Required work: Copy out every line in the entries below that includes "median".

— start Data supplied —

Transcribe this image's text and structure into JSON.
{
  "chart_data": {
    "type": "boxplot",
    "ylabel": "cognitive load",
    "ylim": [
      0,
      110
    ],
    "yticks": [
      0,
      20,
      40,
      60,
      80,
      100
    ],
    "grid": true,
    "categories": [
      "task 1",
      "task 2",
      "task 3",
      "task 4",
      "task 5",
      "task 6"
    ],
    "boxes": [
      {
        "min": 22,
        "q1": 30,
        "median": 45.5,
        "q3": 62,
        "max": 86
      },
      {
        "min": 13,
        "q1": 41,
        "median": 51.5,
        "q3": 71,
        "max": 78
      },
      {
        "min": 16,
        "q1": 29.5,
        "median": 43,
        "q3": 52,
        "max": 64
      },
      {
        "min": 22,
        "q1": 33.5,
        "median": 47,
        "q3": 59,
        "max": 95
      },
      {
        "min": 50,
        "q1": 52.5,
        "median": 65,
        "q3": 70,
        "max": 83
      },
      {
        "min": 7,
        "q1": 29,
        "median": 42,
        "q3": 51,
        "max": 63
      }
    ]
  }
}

— end Data supplied —

Solution to the problem:
        "median": 45.5,
        "median": 51.5,
        "median": 43,
        "median": 47,
        "median": 65,
        "median": 42,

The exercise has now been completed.